BEGIN PROVIDED RECORDS
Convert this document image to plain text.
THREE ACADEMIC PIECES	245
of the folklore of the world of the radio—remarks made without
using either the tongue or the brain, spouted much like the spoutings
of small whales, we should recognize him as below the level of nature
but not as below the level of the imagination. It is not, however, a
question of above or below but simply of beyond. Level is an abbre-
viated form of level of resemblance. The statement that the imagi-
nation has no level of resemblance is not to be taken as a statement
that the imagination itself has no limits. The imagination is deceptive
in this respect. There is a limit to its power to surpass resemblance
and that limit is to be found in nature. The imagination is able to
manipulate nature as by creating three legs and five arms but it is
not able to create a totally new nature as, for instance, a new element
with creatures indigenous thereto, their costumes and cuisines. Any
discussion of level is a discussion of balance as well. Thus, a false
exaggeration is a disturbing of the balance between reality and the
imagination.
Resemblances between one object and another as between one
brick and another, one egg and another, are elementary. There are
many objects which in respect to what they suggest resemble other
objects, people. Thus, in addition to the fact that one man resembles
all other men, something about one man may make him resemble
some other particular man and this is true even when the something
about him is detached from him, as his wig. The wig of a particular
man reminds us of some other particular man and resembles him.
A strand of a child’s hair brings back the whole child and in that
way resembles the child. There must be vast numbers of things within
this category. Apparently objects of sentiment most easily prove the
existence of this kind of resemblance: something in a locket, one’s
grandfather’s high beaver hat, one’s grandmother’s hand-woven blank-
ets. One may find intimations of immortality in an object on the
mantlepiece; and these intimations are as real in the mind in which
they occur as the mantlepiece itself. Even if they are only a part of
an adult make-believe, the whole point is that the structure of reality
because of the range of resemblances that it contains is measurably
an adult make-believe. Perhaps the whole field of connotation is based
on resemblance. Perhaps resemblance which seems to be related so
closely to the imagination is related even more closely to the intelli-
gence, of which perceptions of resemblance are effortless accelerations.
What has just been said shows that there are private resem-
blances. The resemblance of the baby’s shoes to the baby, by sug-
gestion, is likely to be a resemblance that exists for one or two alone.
END PROVIDED RECORDS
BEGIN PROVIDED RECORDS
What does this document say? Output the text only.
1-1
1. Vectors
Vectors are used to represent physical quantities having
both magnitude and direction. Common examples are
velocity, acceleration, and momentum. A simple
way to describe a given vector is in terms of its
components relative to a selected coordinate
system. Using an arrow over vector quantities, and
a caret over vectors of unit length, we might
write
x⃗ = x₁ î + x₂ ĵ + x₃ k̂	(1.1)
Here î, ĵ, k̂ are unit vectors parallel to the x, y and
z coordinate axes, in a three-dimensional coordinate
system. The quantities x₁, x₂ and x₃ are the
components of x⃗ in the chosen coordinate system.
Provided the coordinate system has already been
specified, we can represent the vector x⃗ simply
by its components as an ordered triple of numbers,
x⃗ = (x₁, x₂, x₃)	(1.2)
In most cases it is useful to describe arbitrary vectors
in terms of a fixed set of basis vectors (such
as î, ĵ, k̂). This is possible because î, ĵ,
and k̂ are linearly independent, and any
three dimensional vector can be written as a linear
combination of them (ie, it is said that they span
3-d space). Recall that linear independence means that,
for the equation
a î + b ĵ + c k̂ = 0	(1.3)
END PROVIDED RECORDS
BEGIN PROVIDED RECORDS
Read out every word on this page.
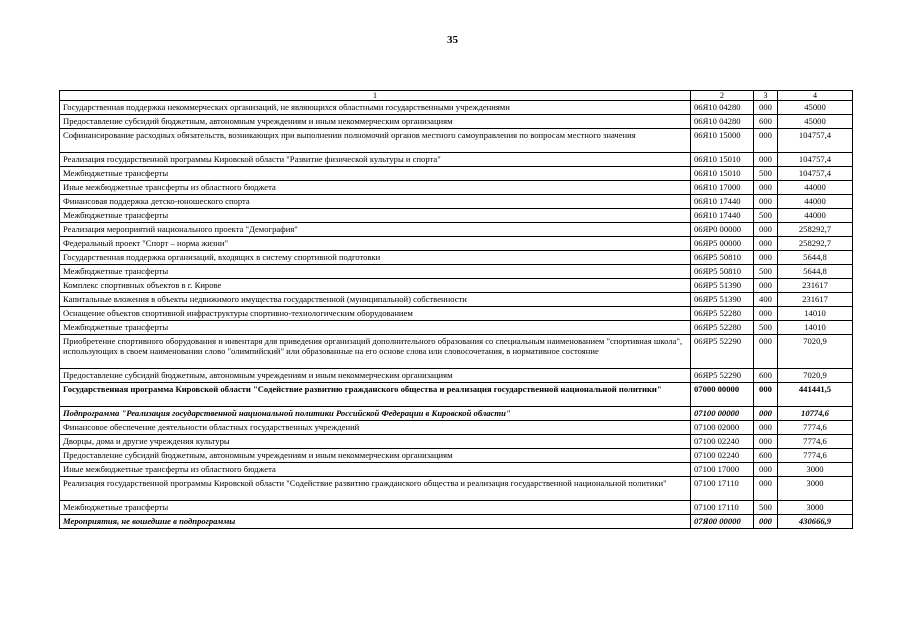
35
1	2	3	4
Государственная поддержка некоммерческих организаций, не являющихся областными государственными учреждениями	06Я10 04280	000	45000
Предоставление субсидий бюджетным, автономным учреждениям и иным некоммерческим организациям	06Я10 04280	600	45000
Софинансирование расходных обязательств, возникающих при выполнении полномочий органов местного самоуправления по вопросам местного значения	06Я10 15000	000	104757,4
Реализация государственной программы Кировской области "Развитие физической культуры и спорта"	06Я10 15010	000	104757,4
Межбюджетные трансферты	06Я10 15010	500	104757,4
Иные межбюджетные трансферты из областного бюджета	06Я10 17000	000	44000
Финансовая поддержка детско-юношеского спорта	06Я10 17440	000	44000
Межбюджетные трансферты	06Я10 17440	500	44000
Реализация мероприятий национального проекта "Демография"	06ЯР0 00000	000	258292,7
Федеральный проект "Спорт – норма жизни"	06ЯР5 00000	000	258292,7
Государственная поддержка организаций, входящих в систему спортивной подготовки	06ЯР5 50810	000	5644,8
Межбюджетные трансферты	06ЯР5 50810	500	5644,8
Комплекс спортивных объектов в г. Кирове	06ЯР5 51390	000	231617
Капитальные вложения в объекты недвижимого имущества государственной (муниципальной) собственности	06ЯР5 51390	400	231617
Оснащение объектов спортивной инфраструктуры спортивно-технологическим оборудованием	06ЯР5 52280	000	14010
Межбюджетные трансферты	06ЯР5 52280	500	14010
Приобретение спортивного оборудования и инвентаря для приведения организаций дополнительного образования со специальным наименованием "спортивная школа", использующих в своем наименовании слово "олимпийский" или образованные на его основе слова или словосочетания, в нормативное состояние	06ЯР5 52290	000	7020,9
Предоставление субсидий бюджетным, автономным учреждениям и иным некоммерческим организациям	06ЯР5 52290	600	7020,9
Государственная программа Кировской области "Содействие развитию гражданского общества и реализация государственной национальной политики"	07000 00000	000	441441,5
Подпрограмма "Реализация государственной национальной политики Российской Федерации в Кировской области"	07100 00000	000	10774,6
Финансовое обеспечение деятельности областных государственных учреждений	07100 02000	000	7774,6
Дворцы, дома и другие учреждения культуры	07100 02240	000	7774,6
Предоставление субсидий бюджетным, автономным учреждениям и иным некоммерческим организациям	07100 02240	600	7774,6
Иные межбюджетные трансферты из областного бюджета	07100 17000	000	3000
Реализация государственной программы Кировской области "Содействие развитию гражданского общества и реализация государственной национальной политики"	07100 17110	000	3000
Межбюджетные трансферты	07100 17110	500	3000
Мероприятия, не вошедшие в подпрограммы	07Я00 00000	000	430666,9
END PROVIDED RECORDS
[GOAL OF THE EXERCISE]
Identify every line above that includes the word "Кировской", and show those lines.

[RESPONSE TO THIS TASK]
Реализация государственной программы Кировской области "Развитие физической культуры и спорта"	06Я10 15010	000	104757,4
Государственная программа Кировской области "Содействие развитию гражданского общества и реализация государственной национальной политики"	07000 00000	000	441441,5
Подпрограмма "Реализация государственной национальной политики Российской Федерации в Кировской области"	07100 00000	000	10774,6
Реализация государственной программы Кировской области "Содействие развитию гражданского общества и реализация государственной национальной политики"	07100 17110	000	3000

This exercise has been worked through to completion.